--- Begin ---

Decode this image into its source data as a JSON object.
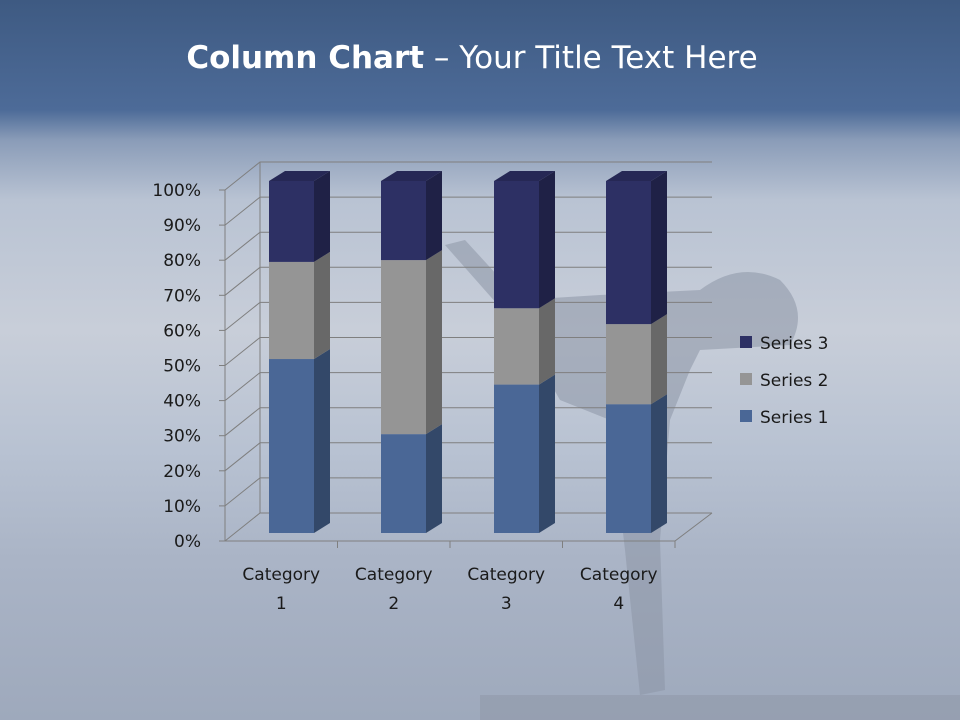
{
  "slide": {
    "title_bold": "Column Chart",
    "title_rest": " – Your Title Text Here"
  },
  "chart_data": {
    "type": "bar",
    "subtype": "100% stacked 3D column",
    "categories": [
      "Category 1",
      "Category 2",
      "Category 3",
      "Category 4"
    ],
    "series": [
      {
        "name": "Series 1",
        "values": [
          4.3,
          2.5,
          3.5,
          4.5
        ],
        "color": "#4a6796"
      },
      {
        "name": "Series 2",
        "values": [
          2.4,
          4.4,
          1.8,
          2.8
        ],
        "color": "#959595"
      },
      {
        "name": "Series 3",
        "values": [
          2,
          2,
          3,
          5
        ],
        "color": "#2d3064"
      }
    ],
    "yticks": [
      "0%",
      "10%",
      "20%",
      "30%",
      "40%",
      "50%",
      "60%",
      "70%",
      "80%",
      "90%",
      "100%"
    ],
    "ylim": [
      0,
      100
    ],
    "grid": true,
    "legend": "right"
  }
}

--- End ---

Task prompt: Search the preceding listing for the word "name" and pull out every line that holds it.

Final answer:
        "name": "Series 1",
        "name": "Series 2",
        "name": "Series 3",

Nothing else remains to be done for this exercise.